[Exercise goal]
Your answer should consist of each line below that contains the string "also".

(Stored entries)
----

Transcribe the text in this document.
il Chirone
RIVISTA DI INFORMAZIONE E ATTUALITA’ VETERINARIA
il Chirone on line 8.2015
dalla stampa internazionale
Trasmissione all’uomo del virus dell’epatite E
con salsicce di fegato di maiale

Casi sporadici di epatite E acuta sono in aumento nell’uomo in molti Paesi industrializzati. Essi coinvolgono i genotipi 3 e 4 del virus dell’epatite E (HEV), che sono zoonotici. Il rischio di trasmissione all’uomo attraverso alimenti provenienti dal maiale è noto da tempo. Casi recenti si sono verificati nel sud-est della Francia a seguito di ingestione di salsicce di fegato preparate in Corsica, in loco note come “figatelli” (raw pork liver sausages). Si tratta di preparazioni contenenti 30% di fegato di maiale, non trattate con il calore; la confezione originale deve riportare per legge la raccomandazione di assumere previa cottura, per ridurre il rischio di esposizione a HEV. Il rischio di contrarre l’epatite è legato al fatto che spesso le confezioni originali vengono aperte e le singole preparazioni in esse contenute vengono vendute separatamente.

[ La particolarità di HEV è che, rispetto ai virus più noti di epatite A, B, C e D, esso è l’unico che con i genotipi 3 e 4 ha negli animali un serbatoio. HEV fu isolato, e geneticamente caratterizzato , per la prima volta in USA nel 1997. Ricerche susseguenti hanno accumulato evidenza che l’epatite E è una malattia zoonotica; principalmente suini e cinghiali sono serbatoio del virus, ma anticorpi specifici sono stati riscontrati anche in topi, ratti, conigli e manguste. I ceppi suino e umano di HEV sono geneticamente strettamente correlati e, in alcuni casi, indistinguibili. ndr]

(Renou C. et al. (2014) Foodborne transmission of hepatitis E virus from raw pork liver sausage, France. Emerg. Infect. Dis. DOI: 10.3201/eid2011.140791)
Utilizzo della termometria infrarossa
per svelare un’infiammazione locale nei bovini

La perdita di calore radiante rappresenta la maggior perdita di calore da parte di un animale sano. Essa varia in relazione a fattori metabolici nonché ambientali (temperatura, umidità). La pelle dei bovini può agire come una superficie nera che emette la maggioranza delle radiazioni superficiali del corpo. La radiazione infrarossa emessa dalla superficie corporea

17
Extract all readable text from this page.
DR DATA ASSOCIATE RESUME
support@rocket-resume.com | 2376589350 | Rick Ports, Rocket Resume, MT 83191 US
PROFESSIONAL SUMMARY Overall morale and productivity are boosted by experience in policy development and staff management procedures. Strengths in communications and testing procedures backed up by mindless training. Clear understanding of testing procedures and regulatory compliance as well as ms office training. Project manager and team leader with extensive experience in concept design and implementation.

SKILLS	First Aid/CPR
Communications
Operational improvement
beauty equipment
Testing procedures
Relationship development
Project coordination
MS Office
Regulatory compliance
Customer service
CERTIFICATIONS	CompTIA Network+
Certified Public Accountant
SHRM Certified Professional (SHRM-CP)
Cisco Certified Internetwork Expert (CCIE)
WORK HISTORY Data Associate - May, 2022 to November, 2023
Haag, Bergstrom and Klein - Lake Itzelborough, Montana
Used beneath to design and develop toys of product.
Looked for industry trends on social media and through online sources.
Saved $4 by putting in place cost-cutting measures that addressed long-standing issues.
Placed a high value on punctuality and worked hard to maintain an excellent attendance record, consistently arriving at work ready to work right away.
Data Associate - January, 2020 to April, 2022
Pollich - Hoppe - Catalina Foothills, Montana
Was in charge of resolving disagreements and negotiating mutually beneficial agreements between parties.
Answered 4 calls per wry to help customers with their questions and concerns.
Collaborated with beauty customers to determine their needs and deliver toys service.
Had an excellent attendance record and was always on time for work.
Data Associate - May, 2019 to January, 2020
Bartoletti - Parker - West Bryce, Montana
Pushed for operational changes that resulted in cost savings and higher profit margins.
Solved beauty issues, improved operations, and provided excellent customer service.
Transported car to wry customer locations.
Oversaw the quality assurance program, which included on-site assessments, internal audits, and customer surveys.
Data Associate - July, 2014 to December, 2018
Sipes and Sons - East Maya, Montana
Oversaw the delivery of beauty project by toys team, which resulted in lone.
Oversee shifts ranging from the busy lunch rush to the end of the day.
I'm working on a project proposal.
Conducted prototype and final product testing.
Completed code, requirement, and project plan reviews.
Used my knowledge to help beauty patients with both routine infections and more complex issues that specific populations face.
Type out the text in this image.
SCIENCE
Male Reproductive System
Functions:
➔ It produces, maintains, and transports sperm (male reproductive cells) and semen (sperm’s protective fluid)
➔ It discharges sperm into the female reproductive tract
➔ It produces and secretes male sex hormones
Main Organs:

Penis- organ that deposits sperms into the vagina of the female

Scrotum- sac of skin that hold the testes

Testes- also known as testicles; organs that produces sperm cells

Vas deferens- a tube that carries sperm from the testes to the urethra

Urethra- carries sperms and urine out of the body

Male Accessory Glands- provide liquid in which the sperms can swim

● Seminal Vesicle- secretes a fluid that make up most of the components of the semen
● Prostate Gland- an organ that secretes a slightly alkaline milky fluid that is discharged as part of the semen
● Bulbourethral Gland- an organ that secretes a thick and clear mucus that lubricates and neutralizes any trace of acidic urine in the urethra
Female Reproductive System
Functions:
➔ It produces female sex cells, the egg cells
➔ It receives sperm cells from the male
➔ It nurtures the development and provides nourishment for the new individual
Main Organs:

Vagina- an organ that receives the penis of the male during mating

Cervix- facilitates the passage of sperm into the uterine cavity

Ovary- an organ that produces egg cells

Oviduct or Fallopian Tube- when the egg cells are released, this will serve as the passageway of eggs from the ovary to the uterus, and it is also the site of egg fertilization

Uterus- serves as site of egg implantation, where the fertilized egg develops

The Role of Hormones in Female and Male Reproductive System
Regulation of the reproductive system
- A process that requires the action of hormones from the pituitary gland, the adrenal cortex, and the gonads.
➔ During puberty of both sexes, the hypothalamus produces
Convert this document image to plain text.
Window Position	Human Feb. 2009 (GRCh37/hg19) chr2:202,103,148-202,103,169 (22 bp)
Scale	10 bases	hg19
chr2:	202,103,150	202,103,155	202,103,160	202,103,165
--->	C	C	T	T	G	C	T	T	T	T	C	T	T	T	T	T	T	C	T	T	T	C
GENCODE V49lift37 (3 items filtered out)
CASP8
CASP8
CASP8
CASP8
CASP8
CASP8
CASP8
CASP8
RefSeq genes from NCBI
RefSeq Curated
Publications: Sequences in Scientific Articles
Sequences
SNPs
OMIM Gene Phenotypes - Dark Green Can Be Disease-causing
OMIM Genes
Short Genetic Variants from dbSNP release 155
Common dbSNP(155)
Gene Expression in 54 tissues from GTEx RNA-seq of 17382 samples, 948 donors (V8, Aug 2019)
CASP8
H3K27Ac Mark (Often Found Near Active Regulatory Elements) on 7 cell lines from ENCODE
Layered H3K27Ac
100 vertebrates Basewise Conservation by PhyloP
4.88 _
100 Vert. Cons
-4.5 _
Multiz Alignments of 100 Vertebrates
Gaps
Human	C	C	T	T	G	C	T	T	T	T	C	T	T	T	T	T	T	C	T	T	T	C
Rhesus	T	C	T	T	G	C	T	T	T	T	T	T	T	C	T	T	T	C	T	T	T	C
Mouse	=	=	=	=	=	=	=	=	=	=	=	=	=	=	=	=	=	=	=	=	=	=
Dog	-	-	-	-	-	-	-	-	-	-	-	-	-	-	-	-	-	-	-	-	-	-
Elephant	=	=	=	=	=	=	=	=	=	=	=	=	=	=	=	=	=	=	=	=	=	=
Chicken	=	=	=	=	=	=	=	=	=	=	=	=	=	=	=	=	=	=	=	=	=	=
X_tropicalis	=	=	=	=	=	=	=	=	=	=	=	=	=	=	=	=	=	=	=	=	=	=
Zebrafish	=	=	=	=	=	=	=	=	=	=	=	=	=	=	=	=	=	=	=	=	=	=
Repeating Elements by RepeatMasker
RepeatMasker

----

[Final answer]
Testes- also known as testicles; organs that produces sperm cells
Oviduct or Fallopian Tube- when the egg cells are released, this will serve as the passageway of eggs from the ovary to the uterus, and it is also the site of egg fertilization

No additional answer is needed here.